Exercise: Pick out each line containing the string "escuchar".

Task material:

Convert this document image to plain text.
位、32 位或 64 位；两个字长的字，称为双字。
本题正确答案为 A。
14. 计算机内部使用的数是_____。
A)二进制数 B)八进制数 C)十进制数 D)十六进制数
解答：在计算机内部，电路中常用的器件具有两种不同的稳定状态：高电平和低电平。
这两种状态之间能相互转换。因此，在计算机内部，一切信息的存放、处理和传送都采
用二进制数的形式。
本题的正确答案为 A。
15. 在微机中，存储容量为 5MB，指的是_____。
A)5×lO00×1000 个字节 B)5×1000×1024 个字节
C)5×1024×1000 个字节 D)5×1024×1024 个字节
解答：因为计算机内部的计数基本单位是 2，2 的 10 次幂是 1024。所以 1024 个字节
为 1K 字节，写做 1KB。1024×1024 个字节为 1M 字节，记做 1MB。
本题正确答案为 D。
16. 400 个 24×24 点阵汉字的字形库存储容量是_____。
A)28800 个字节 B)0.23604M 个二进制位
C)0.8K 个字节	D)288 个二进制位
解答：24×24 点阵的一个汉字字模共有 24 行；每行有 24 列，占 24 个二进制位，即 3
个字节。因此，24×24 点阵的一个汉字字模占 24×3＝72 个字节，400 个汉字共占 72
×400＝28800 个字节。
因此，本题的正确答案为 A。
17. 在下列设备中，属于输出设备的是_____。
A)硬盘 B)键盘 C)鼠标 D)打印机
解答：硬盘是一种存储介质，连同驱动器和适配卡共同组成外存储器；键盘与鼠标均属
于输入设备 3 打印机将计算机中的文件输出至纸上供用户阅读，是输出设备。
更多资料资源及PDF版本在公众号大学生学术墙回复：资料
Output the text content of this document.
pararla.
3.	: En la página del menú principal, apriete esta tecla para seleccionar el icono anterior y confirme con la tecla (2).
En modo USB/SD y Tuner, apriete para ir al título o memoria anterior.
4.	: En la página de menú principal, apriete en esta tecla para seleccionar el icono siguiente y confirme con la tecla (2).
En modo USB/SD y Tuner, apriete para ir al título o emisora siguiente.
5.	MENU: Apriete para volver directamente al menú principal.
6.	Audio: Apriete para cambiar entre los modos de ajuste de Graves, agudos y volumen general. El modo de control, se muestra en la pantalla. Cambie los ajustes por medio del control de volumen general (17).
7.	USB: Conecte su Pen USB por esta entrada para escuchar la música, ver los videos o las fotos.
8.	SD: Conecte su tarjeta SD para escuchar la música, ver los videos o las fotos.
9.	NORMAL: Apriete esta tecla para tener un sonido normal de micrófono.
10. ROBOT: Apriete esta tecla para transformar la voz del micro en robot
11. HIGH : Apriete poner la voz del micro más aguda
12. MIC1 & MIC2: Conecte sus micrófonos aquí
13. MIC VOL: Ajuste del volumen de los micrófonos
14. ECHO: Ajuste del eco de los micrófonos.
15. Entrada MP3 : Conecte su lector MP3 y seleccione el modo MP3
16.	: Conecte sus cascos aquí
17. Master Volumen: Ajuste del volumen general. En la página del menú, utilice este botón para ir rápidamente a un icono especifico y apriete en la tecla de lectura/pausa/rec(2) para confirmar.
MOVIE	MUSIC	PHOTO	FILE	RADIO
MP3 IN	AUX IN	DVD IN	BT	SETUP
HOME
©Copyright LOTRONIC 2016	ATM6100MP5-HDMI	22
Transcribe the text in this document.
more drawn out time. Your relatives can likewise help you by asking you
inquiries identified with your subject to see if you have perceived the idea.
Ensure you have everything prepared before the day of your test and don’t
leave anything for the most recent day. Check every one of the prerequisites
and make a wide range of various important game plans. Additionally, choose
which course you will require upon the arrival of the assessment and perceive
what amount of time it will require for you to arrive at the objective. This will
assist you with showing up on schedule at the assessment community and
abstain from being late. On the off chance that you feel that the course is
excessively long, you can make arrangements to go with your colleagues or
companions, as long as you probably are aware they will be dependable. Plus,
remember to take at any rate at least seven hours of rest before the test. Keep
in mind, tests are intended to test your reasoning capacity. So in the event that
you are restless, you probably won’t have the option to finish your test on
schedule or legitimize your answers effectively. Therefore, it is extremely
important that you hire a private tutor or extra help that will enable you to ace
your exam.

The reply:
7.	USB: Conecte su Pen USB por esta entrada para escuchar la música, ver los videos o las fotos.
8.	SD: Conecte su tarjeta SD para escuchar la música, ver los videos o las fotos.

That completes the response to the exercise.